### EXERCISE TASK
In the mailing-list reply below about Qemu crashing during VM migration, copy word for word the passage from "From: Peter Xu" to "Message-ID: <ZUwCZdZj-vZD1NJC@x1n> (raw)".

### PASSAGE SHOWN
══════════
From: Peter Xu <peterx@redhat.com>
To: "“William Roche" <william.roche@oracle.com>
Cc: qemu-devel@nongnu.org, qemu-arm@nongnu.org,
lizhijian@fujitsu.com, pbonzini@redhat.com, quintela@redhat.com,
leobras@redhat.com, joao.m.martins@oracle.com,
lidongchen@tencent.com
Subject: Re: [PATCH v5 0/2] Qemu crashes on VM migration after an handled memory error
Date: Wed, 8 Nov 2023 16:49:25 -0500 [thread overview]
Message-ID: <ZUwCZdZj-vZD1NJC@x1n> (raw)
In-Reply-To: <20231106220319.456765-1-william.roche@oracle.com>
On Mon, Nov 06, 2023 at 10:03:17PM +0000, “William Roche wrote:
> From: William Roche <william.roche@oracle.com>
>
>
> Note about ARM specificities:
> This code has a small part impacting more specificaly ARM machines,
> that's the reason why I added qemu-arm@nongnu.org -- see description.
>
>
> A Qemu VM can survive a memory error, as qemu can relay the error to the
> VM kernel which could also deal with it -- poisoning/off-lining the impacted
> page.
> This situation creates a hole in the VM memory address space that the VM kernel
> knows about (an unreadable page or set of pages).
══════════
### GIVEN MATERIAL
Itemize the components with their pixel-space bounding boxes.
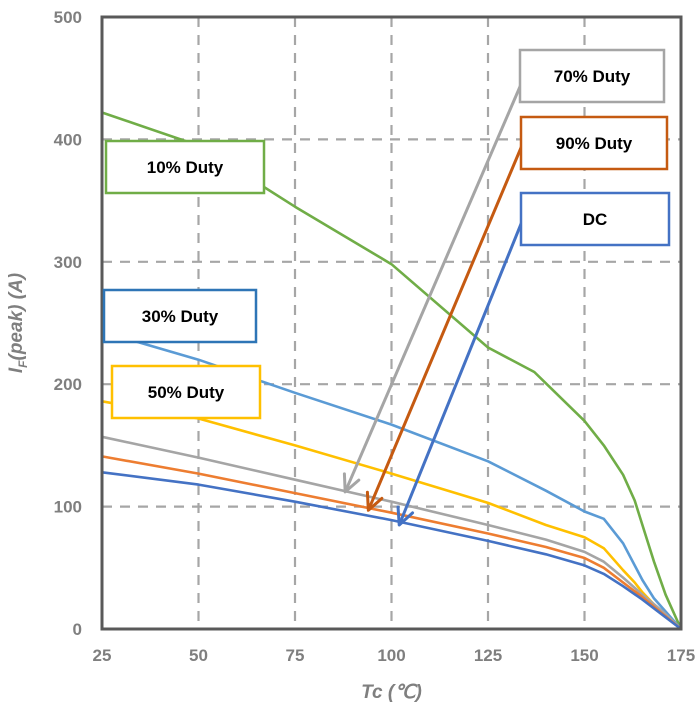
══════════
### OUTPUT FOR THIS EXERCISE
From: Peter Xu <peterx@redhat.com>
To: "“William Roche" <william.roche@oracle.com>
Cc: qemu-devel@nongnu.org, qemu-arm@nongnu.org,
lizhijian@fujitsu.com, pbonzini@redhat.com, quintela@redhat.com,
leobras@redhat.com, joao.m.martins@oracle.com,
lidongchen@tencent.com
Subject: Re: [PATCH v5 0/2] Qemu crashes on VM migration after an handled memory error
Date: Wed, 8 Nov 2023 16:49:25 -0500 [thread overview]
Message-ID: <ZUwCZdZj-vZD1NJC@x1n> (raw)